*** MATERIAL TO PROCESS ***

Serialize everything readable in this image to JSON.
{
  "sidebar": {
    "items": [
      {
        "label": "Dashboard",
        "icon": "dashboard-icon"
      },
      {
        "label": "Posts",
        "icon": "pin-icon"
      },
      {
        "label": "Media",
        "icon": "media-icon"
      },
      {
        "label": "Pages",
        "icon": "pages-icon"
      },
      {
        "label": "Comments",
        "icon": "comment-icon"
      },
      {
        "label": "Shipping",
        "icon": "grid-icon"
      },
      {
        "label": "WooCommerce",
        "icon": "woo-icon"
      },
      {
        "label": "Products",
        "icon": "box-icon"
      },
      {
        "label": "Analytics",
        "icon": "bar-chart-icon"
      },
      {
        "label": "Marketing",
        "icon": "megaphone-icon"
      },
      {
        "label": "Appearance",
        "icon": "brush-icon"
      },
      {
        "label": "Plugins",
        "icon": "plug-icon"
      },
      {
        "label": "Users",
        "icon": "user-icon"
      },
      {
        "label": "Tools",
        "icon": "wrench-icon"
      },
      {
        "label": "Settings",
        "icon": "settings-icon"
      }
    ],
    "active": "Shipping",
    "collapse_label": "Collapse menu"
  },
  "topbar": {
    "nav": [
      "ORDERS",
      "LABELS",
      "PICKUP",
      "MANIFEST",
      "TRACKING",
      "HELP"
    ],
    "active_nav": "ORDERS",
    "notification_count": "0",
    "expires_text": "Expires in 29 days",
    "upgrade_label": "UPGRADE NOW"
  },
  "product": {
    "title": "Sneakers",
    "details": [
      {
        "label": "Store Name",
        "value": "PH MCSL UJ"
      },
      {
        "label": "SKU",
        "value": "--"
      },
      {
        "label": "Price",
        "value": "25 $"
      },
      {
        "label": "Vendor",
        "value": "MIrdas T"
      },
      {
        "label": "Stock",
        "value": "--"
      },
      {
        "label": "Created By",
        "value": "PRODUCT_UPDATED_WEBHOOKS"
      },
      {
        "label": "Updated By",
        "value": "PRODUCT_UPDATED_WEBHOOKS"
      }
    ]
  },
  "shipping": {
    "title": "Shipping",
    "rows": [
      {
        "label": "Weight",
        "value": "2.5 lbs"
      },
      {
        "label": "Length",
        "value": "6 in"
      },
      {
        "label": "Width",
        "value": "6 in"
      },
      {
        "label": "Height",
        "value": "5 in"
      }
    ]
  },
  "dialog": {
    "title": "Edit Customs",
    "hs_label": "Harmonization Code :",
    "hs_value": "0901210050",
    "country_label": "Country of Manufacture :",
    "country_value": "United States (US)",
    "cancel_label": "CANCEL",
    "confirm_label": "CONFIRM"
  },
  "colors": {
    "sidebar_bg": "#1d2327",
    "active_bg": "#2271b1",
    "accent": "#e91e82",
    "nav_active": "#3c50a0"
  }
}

***

» EXERCISE OBJECTIVE:
Reproduce each line of the material above precisely.

» EXERCISE RESPONSE:
Serialize everything readable in this image to JSON.
{
  "sidebar": {
    "items": [
      {
        "label": "Dashboard",
        "icon": "dashboard-icon"
      },
      {
        "label": "Posts",
        "icon": "pin-icon"
      },
      {
        "label": "Media",
        "icon": "media-icon"
      },
      {
        "label": "Pages",
        "icon": "pages-icon"
      },
      {
        "label": "Comments",
        "icon": "comment-icon"
      },
      {
        "label": "Shipping",
        "icon": "grid-icon"
      },
      {
        "label": "WooCommerce",
        "icon": "woo-icon"
      },
      {
        "label": "Products",
        "icon": "box-icon"
      },
      {
        "label": "Analytics",
        "icon": "bar-chart-icon"
      },
      {
        "label": "Marketing",
        "icon": "megaphone-icon"
      },
      {
        "label": "Appearance",
        "icon": "brush-icon"
      },
      {
        "label": "Plugins",
        "icon": "plug-icon"
      },
      {
        "label": "Users",
        "icon": "user-icon"
      },
      {
        "label": "Tools",
        "icon": "wrench-icon"
      },
      {
        "label": "Settings",
        "icon": "settings-icon"
      }
    ],
    "active": "Shipping",
    "collapse_label": "Collapse menu"
  },
  "topbar": {
    "nav": [
      "ORDERS",
      "LABELS",
      "PICKUP",
      "MANIFEST",
      "TRACKING",
      "HELP"
    ],
    "active_nav": "ORDERS",
    "notification_count": "0",
    "expires_text": "Expires in 29 days",
    "upgrade_label": "UPGRADE NOW"
  },
  "product": {
    "title": "Sneakers",
    "details": [
      {
        "label": "Store Name",
        "value": "PH MCSL UJ"
      },
      {
        "label": "SKU",
        "value": "--"
      },
      {
        "label": "Price",
        "value": "25 $"
      },
      {
        "label": "Vendor",
        "value": "MIrdas T"
      },
      {
        "label": "Stock",
        "value": "--"
      },
      {
        "label": "Created By",
        "value": "PRODUCT_UPDATED_WEBHOOKS"
      },
      {
        "label": "Updated By",
        "value": "PRODUCT_UPDATED_WEBHOOKS"
      }
    ]
  },
  "shipping": {
    "title": "Shipping",
    "rows": [
      {
        "label": "Weight",
        "value": "2.5 lbs"
      },
      {
        "label": "Length",
        "value": "6 in"
      },
      {
        "label": "Width",
        "value": "6 in"
      },
      {
        "label": "Height",
        "value": "5 in"
      }
    ]
  },
  "dialog": {
    "title": "Edit Customs",
    "hs_label": "Harmonization Code :",
    "hs_value": "0901210050",
    "country_label": "Country of Manufacture :",
    "country_value": "United States (US)",
    "cancel_label": "CANCEL",
    "confirm_label": "CONFIRM"
  },
  "colors": {
    "sidebar_bg": "#1d2327",
    "active_bg": "#2271b1",
    "accent": "#e91e82",
    "nav_active": "#3c50a0"
  }
}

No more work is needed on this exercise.